Dataset rows about figures
· · ·

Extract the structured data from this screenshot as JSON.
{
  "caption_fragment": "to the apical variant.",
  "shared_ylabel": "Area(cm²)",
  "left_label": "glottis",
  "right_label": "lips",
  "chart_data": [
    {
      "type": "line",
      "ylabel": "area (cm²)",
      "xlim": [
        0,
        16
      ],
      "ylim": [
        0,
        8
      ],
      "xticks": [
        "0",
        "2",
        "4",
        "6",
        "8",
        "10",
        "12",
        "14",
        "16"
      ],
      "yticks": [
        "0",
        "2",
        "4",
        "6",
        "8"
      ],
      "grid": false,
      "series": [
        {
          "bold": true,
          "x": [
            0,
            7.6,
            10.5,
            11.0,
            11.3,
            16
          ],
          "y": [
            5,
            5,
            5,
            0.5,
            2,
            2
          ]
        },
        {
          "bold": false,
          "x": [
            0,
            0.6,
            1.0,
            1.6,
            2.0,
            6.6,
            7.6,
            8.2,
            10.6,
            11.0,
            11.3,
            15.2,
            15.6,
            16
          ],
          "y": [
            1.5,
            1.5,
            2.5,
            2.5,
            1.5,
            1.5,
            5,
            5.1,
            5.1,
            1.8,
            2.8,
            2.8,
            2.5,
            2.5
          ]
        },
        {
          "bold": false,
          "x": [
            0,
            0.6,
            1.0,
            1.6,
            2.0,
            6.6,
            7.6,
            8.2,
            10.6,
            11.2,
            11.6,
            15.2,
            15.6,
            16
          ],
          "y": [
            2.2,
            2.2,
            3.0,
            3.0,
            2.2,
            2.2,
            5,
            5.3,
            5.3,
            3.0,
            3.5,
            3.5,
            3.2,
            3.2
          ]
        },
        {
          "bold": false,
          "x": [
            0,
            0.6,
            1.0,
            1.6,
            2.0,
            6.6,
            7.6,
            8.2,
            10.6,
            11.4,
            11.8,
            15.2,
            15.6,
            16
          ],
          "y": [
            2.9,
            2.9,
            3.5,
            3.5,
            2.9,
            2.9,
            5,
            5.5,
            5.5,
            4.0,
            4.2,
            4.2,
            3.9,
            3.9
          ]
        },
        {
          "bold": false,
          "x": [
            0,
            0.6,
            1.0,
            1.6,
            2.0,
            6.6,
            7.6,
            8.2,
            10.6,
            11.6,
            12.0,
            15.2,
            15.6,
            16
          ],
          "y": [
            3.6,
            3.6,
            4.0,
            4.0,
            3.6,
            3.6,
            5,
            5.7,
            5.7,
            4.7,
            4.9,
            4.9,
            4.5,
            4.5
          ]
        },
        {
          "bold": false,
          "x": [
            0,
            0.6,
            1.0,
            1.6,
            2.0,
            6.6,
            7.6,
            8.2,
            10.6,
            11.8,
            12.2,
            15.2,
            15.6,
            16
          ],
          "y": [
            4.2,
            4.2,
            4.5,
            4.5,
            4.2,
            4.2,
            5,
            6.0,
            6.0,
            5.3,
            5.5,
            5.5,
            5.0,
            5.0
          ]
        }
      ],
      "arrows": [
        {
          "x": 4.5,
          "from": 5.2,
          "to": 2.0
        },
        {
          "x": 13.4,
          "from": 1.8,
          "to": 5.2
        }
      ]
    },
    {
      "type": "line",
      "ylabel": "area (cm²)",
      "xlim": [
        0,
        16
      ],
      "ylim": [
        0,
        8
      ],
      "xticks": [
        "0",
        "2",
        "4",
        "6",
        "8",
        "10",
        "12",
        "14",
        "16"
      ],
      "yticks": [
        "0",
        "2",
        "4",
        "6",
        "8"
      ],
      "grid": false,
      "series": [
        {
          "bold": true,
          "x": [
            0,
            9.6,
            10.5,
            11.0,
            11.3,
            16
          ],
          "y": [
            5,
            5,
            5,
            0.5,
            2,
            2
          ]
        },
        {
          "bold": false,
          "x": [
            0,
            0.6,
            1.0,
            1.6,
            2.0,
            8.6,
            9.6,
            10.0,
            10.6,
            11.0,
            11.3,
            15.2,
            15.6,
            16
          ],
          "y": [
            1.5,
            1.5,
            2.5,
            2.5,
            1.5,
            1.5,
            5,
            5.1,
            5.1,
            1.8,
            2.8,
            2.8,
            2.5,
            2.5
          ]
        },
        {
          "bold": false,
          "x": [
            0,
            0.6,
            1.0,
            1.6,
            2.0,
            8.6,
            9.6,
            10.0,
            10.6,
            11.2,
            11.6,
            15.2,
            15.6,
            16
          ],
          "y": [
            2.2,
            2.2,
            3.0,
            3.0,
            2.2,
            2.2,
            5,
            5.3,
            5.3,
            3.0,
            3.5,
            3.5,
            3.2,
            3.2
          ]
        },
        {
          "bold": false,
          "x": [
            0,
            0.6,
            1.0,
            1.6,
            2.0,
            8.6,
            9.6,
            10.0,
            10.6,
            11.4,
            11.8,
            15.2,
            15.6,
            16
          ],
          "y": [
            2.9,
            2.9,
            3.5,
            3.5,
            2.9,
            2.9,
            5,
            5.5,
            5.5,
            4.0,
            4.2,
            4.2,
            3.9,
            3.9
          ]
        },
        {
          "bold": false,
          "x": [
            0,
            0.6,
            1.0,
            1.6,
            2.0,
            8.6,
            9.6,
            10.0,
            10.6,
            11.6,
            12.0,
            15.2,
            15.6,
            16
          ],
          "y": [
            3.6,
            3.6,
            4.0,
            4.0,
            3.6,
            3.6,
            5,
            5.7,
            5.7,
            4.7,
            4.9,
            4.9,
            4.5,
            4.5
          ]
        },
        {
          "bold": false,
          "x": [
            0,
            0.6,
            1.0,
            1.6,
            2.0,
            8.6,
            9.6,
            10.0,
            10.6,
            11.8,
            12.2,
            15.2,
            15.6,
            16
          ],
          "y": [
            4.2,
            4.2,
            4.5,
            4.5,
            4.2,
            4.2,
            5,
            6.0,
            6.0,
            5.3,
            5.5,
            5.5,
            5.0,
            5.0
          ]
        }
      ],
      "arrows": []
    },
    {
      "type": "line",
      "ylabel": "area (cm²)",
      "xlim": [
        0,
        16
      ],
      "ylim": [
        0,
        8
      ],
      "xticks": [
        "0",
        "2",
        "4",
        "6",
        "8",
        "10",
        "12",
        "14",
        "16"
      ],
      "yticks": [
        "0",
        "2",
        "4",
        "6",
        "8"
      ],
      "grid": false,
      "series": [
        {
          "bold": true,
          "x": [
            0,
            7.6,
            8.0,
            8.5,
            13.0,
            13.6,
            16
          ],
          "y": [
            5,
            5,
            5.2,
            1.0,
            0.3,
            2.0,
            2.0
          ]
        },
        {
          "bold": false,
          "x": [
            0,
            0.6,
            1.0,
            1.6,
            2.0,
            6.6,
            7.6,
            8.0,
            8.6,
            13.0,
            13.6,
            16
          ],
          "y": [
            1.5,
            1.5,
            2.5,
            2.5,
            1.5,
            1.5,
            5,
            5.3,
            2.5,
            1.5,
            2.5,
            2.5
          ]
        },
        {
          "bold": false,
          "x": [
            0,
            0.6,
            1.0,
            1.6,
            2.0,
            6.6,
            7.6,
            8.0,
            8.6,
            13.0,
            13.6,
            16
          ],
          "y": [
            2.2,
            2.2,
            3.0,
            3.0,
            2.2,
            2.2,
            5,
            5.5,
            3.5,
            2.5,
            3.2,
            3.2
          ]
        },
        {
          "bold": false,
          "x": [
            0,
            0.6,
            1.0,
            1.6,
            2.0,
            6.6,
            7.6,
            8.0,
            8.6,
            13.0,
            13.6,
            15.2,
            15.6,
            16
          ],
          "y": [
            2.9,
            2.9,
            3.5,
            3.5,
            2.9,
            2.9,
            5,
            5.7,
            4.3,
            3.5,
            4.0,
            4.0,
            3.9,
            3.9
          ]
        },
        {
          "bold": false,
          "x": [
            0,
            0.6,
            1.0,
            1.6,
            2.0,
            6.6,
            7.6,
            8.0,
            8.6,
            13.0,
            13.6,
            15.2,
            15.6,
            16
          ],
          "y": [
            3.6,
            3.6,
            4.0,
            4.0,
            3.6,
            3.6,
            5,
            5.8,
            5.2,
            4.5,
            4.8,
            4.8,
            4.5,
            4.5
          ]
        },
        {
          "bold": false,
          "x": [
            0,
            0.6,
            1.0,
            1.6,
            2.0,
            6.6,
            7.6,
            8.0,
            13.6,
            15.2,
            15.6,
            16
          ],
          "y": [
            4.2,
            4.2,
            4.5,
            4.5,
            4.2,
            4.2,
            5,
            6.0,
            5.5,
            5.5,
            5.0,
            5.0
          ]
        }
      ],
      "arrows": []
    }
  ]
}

· · ·

* **What is being asked**
Copy each line above where the string "from" occurs.

* **Finished exercise**
Extract the structured data from this screenshot as JSON.
          "from": 5.2,
          "from": 1.8,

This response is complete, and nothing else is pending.